» **REQUIRED TASK**
Work out how many lines of the listing hold the string "water", then answer with that number and nothing else.

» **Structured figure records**
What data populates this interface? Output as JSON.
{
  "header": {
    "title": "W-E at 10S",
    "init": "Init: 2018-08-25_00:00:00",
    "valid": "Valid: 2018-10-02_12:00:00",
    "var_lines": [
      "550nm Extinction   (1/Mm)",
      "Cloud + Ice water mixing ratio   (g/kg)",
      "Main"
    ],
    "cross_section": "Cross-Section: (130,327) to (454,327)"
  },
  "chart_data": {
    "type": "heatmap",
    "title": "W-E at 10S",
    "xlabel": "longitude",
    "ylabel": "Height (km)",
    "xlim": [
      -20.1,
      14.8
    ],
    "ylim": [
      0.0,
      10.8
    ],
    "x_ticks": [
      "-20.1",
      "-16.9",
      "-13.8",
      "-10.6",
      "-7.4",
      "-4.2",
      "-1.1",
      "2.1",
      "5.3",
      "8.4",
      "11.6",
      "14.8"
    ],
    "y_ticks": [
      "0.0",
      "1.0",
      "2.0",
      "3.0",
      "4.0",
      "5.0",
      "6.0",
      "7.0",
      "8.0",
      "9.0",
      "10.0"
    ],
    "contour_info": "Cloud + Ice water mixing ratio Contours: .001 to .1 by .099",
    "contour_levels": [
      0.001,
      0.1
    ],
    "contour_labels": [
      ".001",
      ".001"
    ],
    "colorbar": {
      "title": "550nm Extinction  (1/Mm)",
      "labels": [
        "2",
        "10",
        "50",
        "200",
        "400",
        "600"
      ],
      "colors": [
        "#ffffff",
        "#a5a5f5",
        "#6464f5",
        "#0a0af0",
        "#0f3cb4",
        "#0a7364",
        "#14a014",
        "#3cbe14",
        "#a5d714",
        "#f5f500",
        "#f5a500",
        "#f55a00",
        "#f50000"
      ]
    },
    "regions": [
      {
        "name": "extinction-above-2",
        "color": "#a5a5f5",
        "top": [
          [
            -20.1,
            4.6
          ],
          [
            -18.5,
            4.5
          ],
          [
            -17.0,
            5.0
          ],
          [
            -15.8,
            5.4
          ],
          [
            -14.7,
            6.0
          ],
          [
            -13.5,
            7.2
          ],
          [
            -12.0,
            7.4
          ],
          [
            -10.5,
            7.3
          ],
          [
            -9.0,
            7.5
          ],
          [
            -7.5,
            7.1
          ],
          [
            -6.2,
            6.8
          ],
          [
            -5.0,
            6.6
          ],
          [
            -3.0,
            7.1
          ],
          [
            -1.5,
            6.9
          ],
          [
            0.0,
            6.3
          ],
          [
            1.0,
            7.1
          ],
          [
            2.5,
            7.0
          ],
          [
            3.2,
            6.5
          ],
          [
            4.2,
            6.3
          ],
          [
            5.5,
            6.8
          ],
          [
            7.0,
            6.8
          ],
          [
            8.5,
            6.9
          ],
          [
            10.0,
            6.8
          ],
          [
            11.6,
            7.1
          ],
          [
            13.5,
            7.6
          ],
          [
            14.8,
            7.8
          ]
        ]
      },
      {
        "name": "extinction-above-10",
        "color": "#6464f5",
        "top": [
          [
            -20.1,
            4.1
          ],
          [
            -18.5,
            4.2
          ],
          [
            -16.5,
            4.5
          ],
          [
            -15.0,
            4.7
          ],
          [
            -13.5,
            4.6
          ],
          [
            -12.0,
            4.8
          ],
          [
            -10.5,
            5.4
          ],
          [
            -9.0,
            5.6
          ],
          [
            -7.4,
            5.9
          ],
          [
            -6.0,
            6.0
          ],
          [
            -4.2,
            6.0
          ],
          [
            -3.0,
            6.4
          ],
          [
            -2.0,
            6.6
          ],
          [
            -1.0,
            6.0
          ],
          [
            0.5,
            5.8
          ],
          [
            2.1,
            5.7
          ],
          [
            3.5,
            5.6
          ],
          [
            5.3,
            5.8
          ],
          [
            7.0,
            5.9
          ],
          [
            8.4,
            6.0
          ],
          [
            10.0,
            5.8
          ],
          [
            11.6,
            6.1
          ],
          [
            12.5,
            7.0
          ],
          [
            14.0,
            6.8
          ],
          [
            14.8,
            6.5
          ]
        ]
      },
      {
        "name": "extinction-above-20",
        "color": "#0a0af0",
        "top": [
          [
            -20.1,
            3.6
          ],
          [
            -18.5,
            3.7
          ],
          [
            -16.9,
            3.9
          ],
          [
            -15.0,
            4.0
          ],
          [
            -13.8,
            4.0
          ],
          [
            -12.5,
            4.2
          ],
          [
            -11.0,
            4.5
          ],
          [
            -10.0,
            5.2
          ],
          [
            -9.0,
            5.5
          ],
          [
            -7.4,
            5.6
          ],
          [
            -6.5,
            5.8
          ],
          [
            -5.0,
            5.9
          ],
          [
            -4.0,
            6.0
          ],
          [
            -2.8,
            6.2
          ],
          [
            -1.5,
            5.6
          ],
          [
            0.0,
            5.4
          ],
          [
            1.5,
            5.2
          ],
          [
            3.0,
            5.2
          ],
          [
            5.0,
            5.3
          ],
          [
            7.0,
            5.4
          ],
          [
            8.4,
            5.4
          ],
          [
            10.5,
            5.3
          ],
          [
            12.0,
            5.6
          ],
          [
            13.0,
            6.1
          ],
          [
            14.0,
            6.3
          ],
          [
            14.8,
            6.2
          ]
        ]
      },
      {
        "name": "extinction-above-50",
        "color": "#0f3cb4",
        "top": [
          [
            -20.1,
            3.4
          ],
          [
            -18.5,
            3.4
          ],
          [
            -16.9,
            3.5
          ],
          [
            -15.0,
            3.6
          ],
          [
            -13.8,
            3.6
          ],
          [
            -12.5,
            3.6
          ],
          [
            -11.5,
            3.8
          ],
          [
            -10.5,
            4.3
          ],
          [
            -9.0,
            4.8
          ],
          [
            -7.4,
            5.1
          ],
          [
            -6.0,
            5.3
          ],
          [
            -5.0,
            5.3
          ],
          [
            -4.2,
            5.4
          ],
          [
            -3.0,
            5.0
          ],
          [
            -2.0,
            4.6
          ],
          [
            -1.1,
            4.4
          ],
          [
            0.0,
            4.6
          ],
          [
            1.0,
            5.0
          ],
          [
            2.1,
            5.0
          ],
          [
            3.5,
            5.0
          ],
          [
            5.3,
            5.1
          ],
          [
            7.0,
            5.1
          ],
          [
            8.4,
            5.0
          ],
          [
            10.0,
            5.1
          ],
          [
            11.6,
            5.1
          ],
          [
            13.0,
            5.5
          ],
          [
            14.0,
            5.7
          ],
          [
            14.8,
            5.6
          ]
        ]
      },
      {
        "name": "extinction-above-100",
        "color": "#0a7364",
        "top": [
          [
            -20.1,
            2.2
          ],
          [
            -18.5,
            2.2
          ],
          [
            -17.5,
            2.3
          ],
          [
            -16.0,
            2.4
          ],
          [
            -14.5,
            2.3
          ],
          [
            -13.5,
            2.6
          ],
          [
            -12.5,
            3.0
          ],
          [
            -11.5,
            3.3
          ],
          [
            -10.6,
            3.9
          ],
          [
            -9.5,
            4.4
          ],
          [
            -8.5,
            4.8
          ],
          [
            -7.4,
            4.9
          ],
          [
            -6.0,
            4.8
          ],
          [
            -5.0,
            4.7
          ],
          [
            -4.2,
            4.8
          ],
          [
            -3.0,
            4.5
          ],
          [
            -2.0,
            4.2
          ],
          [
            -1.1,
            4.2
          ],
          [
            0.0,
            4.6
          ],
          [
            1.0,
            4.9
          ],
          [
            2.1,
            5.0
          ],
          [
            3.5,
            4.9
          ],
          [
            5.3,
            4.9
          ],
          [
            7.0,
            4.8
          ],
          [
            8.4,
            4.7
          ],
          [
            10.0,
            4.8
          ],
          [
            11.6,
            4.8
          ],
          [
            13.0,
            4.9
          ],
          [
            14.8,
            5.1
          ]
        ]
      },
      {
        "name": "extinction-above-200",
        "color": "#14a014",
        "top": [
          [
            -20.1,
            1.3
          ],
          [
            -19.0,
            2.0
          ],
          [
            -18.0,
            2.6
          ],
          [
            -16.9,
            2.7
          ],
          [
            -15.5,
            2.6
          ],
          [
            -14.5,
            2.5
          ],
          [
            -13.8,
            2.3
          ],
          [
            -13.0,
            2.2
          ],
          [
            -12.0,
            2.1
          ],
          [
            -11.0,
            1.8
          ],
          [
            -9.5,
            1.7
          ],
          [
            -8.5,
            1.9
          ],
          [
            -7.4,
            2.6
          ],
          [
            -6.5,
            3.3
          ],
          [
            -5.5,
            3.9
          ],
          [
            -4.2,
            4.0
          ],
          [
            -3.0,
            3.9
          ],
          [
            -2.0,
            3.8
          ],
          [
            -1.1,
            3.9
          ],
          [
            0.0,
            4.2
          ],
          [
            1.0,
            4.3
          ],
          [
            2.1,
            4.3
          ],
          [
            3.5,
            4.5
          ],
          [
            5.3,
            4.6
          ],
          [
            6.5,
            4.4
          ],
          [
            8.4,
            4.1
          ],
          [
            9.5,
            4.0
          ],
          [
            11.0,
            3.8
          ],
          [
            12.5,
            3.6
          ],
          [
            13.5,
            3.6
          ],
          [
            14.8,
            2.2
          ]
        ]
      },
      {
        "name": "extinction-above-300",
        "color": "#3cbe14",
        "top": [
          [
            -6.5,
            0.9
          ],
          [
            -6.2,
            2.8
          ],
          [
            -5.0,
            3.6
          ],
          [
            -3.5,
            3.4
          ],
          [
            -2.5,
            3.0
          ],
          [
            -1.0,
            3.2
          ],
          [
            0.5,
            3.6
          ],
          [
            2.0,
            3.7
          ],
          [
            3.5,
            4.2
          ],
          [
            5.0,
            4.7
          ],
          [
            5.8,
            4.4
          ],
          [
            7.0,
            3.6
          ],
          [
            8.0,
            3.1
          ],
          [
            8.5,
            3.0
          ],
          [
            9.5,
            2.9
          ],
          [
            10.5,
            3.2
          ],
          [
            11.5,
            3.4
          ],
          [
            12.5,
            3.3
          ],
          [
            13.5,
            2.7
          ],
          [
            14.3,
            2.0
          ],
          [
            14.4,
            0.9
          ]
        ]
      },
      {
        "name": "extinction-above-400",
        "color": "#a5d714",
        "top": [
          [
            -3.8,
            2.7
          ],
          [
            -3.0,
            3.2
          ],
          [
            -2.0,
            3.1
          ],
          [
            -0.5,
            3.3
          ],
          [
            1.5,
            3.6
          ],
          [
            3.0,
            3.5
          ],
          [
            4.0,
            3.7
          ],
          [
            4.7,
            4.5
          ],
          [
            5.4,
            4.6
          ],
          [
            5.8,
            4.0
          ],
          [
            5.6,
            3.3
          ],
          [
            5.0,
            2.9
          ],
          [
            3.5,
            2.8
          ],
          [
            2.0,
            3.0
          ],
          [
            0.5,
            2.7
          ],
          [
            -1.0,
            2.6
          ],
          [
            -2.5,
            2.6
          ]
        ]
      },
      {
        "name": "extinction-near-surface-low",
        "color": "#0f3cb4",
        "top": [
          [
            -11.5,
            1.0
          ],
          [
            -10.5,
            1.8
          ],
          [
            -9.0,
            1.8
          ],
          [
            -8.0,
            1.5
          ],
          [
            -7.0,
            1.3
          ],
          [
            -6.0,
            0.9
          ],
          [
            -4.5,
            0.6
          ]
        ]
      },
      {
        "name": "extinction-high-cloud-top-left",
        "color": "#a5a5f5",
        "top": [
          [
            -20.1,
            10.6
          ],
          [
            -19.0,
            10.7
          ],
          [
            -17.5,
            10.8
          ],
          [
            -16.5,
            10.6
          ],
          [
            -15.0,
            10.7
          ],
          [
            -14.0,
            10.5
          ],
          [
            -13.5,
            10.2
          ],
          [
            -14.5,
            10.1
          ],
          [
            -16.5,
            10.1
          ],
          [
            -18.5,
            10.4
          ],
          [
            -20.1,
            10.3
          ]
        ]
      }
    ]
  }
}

» **COMPLETE RESPONSE**
2